**Material shown:**

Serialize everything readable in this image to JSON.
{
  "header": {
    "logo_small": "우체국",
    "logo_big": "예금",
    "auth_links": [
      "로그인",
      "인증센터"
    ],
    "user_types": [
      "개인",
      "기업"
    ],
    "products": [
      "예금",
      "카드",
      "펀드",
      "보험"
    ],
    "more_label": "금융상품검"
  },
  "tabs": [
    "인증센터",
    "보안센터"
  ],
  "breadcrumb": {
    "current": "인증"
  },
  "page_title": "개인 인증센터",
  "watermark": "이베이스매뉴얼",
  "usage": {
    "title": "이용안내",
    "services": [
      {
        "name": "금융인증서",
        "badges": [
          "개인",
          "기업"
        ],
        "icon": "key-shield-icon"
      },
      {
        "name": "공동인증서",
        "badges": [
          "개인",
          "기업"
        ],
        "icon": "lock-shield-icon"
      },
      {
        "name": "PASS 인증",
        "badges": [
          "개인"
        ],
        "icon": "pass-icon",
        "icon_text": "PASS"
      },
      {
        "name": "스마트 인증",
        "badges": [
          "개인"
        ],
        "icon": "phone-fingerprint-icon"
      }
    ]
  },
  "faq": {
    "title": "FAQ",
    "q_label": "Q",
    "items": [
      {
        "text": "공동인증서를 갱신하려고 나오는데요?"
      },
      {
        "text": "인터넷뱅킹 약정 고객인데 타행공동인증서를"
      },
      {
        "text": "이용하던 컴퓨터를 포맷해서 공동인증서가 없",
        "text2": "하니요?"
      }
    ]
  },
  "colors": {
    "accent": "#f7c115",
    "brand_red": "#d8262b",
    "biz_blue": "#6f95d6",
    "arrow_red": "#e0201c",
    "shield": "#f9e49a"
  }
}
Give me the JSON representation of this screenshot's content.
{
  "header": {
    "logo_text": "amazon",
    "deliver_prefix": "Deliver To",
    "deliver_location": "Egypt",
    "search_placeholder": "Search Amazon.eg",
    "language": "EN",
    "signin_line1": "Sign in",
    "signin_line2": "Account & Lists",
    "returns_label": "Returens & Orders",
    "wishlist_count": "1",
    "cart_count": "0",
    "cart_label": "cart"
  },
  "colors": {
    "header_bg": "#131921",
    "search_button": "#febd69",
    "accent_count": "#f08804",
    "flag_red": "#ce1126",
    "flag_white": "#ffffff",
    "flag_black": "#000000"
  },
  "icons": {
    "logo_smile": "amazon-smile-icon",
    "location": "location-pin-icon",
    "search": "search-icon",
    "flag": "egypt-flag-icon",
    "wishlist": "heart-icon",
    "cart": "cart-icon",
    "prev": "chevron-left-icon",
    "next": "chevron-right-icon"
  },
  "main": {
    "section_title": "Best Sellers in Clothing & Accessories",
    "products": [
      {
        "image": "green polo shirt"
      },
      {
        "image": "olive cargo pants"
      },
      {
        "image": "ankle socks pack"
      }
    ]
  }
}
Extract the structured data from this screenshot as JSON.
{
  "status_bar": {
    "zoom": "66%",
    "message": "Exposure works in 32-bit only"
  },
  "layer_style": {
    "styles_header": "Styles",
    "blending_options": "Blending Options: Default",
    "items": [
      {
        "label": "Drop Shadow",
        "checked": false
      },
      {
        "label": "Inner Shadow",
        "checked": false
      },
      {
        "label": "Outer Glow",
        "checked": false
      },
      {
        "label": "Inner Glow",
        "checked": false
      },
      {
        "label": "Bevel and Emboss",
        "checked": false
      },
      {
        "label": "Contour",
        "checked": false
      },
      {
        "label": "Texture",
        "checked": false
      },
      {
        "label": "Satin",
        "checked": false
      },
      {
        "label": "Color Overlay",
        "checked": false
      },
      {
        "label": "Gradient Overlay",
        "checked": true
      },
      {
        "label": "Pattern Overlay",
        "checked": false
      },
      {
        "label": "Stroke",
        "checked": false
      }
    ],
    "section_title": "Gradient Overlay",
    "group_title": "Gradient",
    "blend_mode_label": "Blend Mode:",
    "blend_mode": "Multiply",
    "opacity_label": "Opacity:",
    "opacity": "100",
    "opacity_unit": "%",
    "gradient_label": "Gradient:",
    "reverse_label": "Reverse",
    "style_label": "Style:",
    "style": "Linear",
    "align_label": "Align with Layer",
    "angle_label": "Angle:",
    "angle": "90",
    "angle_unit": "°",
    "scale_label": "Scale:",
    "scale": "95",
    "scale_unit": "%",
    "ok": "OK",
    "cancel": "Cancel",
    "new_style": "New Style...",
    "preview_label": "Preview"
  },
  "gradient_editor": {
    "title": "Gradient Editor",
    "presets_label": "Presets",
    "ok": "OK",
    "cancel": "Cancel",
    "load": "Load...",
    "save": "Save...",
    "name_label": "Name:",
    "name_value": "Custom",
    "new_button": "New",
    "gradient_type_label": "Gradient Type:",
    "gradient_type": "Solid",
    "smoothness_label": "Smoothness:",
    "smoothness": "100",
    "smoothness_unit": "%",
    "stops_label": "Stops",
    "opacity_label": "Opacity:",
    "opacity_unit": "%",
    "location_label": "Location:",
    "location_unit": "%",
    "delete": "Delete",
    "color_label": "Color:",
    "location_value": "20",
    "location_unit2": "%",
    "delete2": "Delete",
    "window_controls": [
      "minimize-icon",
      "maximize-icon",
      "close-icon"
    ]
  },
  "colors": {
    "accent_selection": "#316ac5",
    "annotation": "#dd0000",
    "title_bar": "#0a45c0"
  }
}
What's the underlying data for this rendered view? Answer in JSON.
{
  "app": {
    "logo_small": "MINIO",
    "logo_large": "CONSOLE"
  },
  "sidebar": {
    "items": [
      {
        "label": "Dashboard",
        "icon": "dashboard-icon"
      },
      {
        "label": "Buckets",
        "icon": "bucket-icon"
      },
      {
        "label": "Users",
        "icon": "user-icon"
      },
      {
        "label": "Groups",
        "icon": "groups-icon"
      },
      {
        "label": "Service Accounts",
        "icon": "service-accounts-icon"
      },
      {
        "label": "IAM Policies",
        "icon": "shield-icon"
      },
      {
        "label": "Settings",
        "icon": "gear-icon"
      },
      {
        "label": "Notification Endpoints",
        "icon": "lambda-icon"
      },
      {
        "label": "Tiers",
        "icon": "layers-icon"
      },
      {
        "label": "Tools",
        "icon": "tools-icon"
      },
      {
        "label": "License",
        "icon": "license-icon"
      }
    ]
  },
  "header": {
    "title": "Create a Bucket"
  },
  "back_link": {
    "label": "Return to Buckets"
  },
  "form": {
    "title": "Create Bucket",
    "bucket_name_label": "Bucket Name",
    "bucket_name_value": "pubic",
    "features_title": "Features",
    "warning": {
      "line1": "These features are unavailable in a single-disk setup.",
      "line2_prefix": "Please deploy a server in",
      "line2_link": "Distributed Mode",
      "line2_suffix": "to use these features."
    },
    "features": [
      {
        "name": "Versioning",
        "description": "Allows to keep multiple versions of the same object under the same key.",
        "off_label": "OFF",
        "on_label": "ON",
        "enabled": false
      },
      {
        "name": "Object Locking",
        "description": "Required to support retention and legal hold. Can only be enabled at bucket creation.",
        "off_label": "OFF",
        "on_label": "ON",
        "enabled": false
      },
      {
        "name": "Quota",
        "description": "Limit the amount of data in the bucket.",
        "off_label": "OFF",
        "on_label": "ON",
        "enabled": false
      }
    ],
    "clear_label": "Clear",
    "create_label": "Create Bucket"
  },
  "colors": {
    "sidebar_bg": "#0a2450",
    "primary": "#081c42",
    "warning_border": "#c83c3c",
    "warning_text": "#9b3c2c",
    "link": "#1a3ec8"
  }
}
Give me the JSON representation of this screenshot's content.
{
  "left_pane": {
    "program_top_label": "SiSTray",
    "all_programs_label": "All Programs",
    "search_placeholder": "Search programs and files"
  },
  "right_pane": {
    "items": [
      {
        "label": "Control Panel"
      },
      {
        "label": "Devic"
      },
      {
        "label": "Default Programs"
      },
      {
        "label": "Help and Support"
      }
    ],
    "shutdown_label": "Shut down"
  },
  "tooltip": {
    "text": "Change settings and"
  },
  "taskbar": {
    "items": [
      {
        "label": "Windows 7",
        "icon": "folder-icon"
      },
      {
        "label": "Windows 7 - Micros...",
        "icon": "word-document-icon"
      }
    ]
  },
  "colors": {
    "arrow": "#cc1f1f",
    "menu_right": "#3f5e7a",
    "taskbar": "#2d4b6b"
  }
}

**Problem description:** Search the entries for the string "Windows" and collect each line that has it.

**Written answer:**
        "label": "Windows 7",
        "label": "Windows 7 - Micros...",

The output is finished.